● **Exercise details**
Where a line contains the word "dangerous", copy that line in full.

● **Input material**
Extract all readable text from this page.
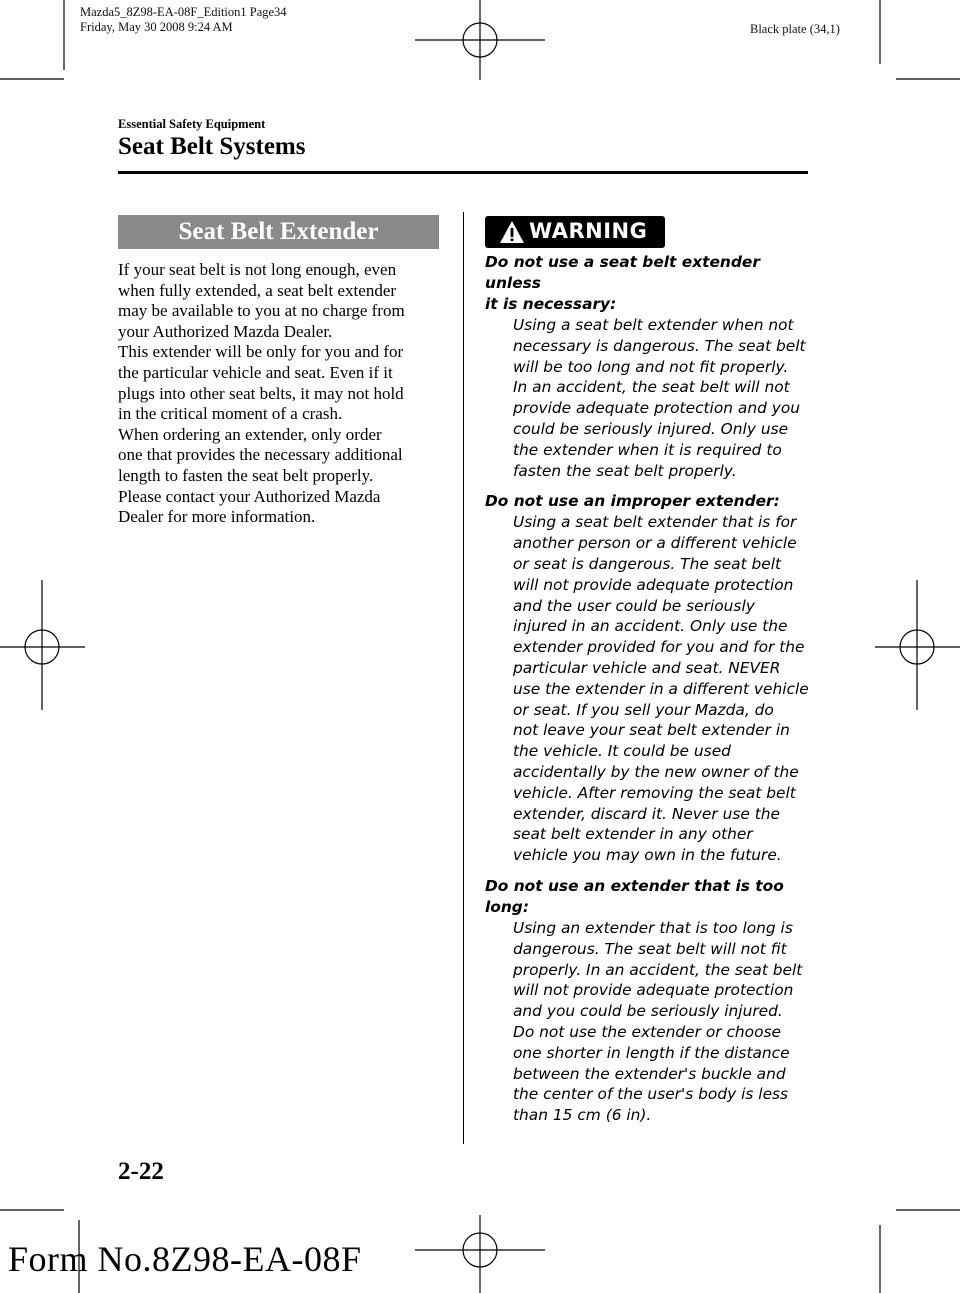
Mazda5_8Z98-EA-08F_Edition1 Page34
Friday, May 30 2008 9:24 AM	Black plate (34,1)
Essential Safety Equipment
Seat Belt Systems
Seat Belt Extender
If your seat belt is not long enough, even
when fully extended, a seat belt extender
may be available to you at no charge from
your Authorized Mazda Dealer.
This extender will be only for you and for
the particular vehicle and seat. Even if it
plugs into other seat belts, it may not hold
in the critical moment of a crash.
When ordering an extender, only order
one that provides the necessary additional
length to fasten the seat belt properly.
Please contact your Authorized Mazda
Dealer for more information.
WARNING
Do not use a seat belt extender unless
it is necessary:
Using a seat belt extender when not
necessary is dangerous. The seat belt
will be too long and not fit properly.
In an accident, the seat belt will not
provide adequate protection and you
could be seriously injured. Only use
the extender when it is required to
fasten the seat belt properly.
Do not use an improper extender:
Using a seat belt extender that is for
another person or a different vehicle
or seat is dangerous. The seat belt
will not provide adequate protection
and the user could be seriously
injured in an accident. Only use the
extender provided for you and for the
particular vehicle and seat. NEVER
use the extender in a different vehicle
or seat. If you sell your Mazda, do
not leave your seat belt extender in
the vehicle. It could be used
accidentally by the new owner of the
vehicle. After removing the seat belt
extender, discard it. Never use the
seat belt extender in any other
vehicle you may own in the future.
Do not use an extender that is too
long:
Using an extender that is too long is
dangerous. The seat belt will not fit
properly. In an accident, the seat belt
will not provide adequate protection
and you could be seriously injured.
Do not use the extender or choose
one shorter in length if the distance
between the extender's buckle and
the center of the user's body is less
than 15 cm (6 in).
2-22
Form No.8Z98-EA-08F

...

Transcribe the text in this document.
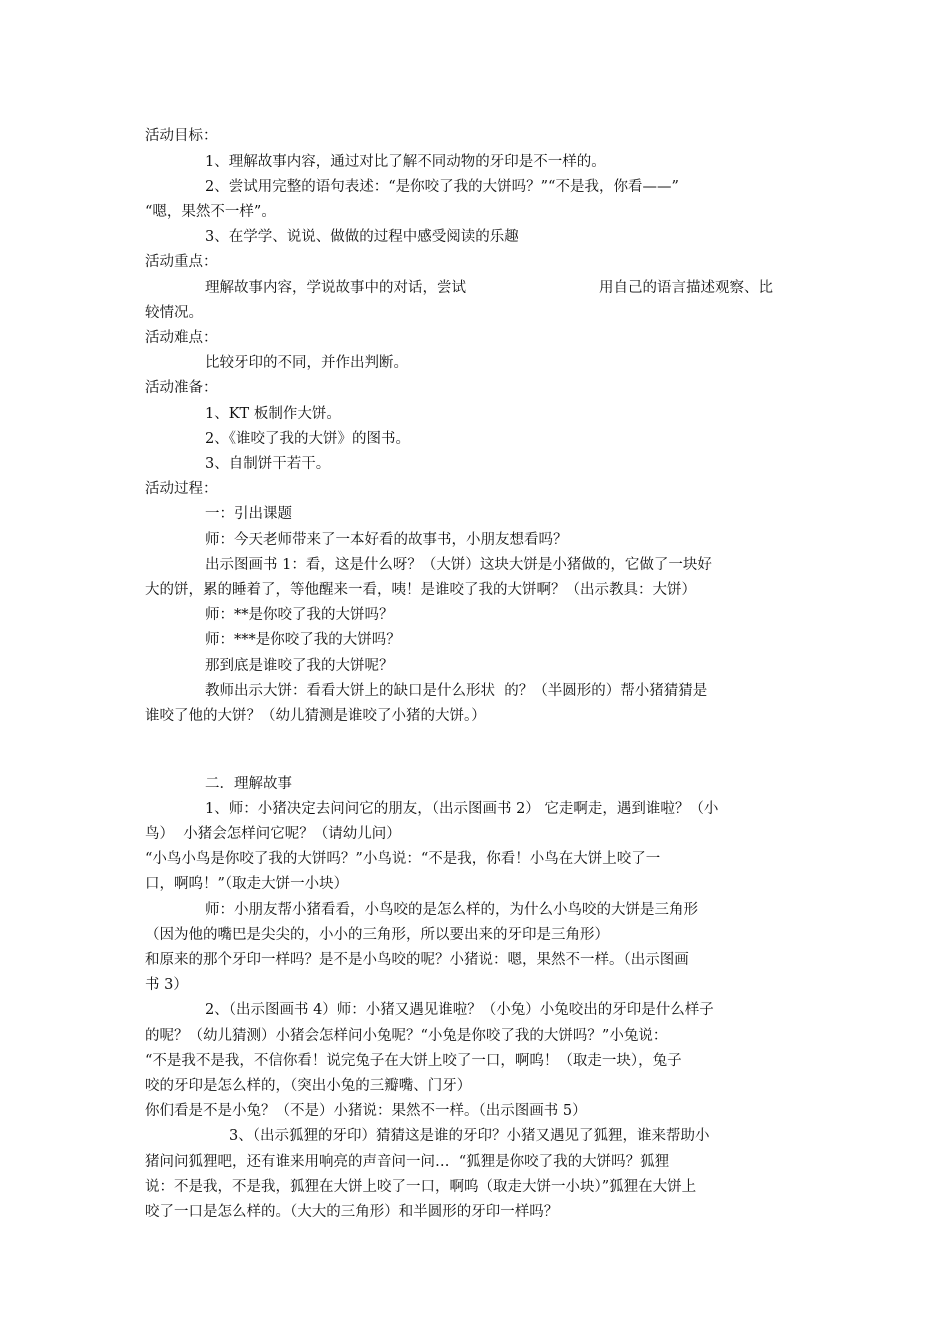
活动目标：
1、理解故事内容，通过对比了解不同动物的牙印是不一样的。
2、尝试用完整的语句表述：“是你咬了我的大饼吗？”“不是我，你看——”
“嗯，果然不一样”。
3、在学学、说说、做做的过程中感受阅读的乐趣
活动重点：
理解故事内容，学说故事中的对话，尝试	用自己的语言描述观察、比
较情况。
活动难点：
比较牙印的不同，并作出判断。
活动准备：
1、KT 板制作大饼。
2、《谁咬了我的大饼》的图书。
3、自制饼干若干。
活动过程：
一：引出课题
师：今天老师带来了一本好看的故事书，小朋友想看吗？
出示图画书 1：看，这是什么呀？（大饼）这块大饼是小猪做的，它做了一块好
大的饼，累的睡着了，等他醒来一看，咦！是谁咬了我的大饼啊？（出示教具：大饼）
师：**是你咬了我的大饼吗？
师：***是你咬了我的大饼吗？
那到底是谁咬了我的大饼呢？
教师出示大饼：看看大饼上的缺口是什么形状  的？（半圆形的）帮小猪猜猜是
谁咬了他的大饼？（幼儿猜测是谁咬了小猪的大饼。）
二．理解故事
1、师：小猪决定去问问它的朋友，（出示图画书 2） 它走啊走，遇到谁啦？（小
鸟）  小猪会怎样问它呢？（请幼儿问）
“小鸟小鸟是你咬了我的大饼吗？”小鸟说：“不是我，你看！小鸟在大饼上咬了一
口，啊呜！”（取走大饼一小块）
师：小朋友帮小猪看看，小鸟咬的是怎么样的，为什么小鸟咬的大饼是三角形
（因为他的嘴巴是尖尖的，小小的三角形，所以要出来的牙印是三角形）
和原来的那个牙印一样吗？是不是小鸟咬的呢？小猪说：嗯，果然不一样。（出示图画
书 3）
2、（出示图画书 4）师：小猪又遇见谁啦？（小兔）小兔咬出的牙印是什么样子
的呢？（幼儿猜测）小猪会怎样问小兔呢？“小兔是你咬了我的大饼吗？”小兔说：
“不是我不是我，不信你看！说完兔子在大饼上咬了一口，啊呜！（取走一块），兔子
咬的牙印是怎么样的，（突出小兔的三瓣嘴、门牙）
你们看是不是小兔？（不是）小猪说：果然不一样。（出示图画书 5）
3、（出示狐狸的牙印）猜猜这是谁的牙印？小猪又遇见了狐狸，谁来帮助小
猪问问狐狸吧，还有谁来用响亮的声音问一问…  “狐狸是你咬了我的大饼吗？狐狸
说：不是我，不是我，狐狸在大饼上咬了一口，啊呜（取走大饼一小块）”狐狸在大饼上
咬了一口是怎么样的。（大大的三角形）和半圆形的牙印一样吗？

● **Finished exercise**
necessary is dangerous. The seat belt
or seat is dangerous. The seat belt
dangerous. The seat belt will not fit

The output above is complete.